Start Extract

Overview ¶
Package structured provides a high-level API for application access to an underlying cockroach datastore. Cockroach itself provides a single monolithic, sorted key-value map. Structured translates between familiar RDBMS concepts such as tables, columns and indexes to the key-value store.
Schemas ¶
Schemas declare the structure of data for application access to an underlying Cockroach datastore. Data schemas are declared in YAML files with support for familiar RDBMS concepts such as tables, columns, and indexes. Tables in Cockroach's structured data API are semi-relational. Every row (synonymous with "tuple") in a table must have a unique primary key.
The term "schema" used here is synonymous with "database". A cockroach cluster may contain multiple schemas (or "databases"). Schemas are comprised of tables. Tables are comprised of columns. Columns store values corresponding to basic types including integer (int64), float (float64), string (utf8), blob ([]byte). Columns also store certain composite types including Time and LatLong (for location), IntegerSet (map[int64]struct{}), StringSet (map[string]struct{}), IntegerMap (map[string]int64) and StringMap (map[string]string).
Columns can be designated to form an index. Indexes include secondary indexes, unique secondary indexes, location indexes, and full-text indexes. Additional index types may be added.
An important convention is the use of both a name and a key to describe schemas, tables and columns. The name is used for all external access; the key is used internally for storing keys and values efficiently. Both are specified in the schema declaration; each (name, key) pair for a schema, table or column should be chosen to correspond; the key should be reminiscent of the name in order to aid when debugging. Keys should be short; they are limited to 1-3 characters and may not contain the '/' or ':' characters. Both names and keys must be unique according to the following rules: schemas must be unique in a Cockroach cluster; tables must be unique in a schema; columns must be unique in a table.
Cockroach configuration zones can be specified for the schema as a whole and overridden for individual tables.

End Extract

- _Problems to solve_:
**1.** Name every composite column type the overview of Cockroach's structured data package lists.
**2.** Carry on the overview of Cockroach's structured data package from where it stops.

Start Data provided

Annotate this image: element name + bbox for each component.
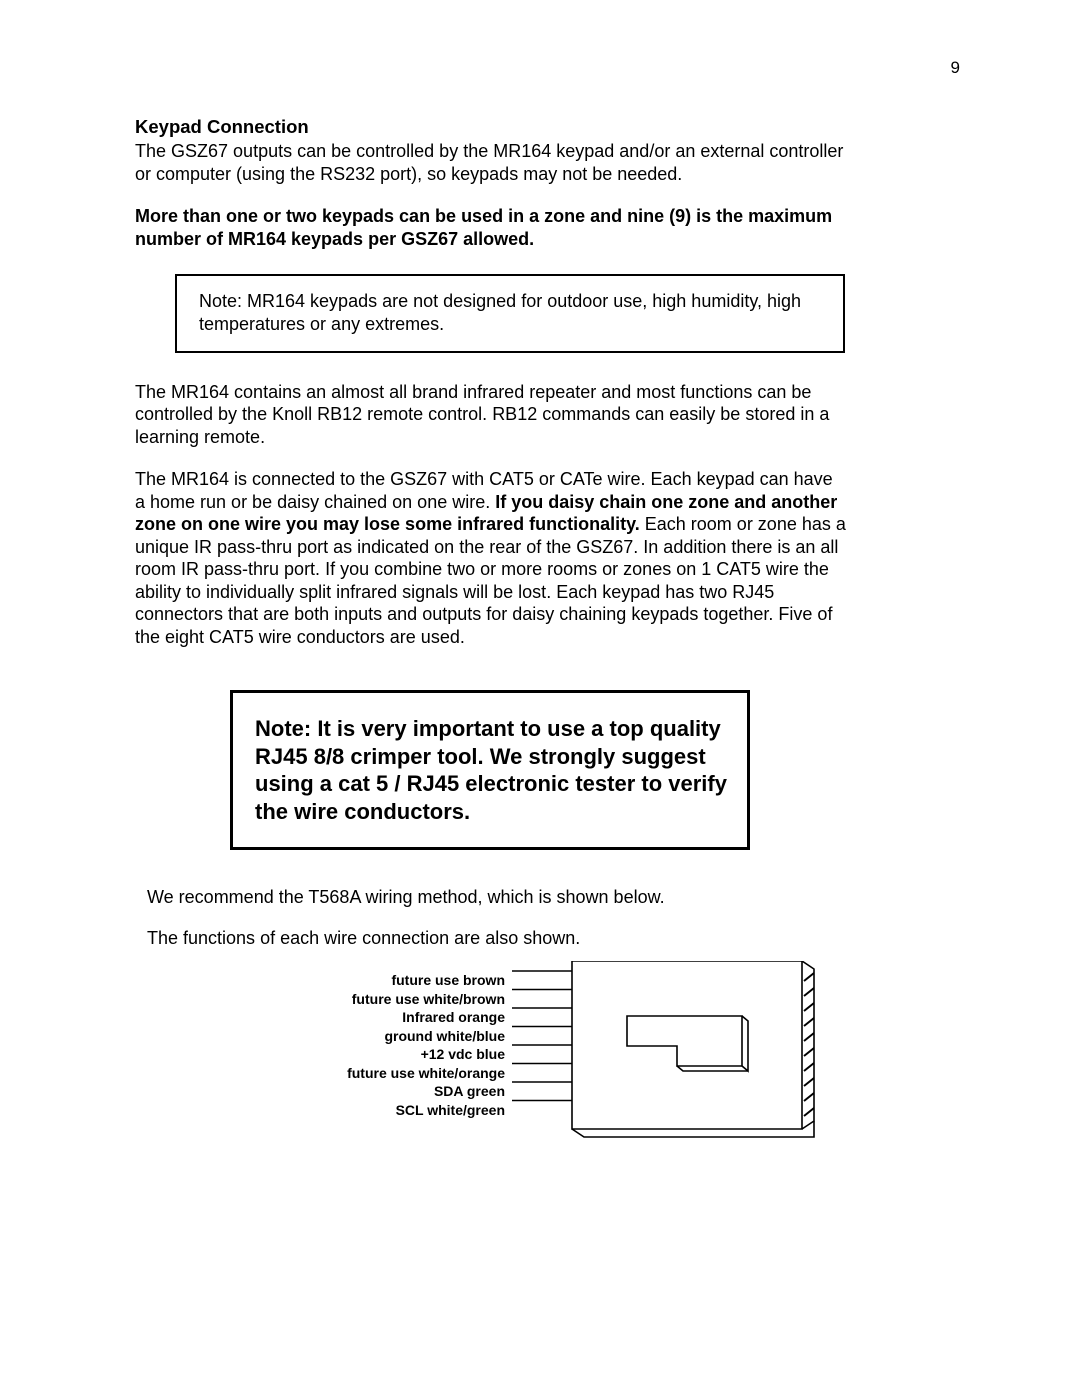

End Data provided

- _Outputs for the tasks_:
**1.** Time, LatLong, IntegerSet, StringSet, IntegerMap, StringMap

**2.**
YAML Schema Declaration ¶
The general structure of schema files is as follows:
db: <DB Name> db_key: <DB Key> tables: [<Table>, <Table>, ...]
Tables are specified as follows:
- table: <Table Name> table_key: <Table Key> columns: [<Column>, <Column>, ...]
Columns are specified as follows:
- column: <Column Name> column_key: <Column Key> type: (integer | float | string | blob | time | latlong | integerset | stringset | integermap | stringmap)> auto_increment: <start-value> foreign_key: <Table>.<Column> index: (secondary | unique | location | fulltext) interleave true on_delete: (cascade | setnull) primary_key: true scatter: true
An example YAML schema configuration file:
db: PhotoDB db_key: pdb tables: - table: User table_key: us columns: - column: ID column_key: id type: integer primary_key: true - column: Name column_key: na type: string - column: Email column_key: em type: string index: uniquesecondary - table: Identity table_key: id columns: - column: Key column_key: ke type: string primary_key: true - column: UserID column_key: ui type: integer foreign_key: User.ID
Go-Centric Schema Declarations ¶
Package structured also provides Go-centric access via support of struct field tags with the designation "roach". Data schemas may be declared in a style natural to Go, but which map directly to the canonical Cockroach YAML schema format. Methods are provided for easily querying individual items by key, ranges of items by key if key is sorted, or by secondary index if indexed.
Schemas may be defined simply by declaring Go structs with appropriate field tags and then invoking NewGoSchema(...). The struct field tags specify column properties, such as whether the column is part of the primary key, a foreign key, etc. See below for a full list of tag specifications.
import "" // User is a top-level table. User IDs are scattered, meaning a two // byte hash of the ID from the UserID sequence is prepended to yield // a randomly distributed keyspace. type User struct { ID int64 `roach:"pk,auto,scatter"` Name string } // Identity key takes form of "email:<valid-email-address>" // or "phone:<valid-phone-number>". A single user may have multiple // identities. type Identity struct { Key string `roach:"pk,scatter"` UserID int64 `roach:"fk=User.ID,ondelete=setnull"` } // Get the schema from the go struct declarations. sm := map[string]interface{}{ 'us': User{}, 'id': Identity{}, } s := NewGoSchema('db', sm)
Cockroach tags for struct fields have tag name "roach" followed by the column key and a comma-separated list of <key>[=<value>] specifications, where value can be optional depending on the key. The general form is as follows:
The <column-key> is a 1-3 letter designation for the column (e.g. 'ui' for 'UserId' and unique within a table) which maintains stable, human readable keys for debugging but which takes minimal bytes for storage. Each instance of this struct will have non-default values encoded using the column keys. Keeping these small can make a significant difference in storage efficiency.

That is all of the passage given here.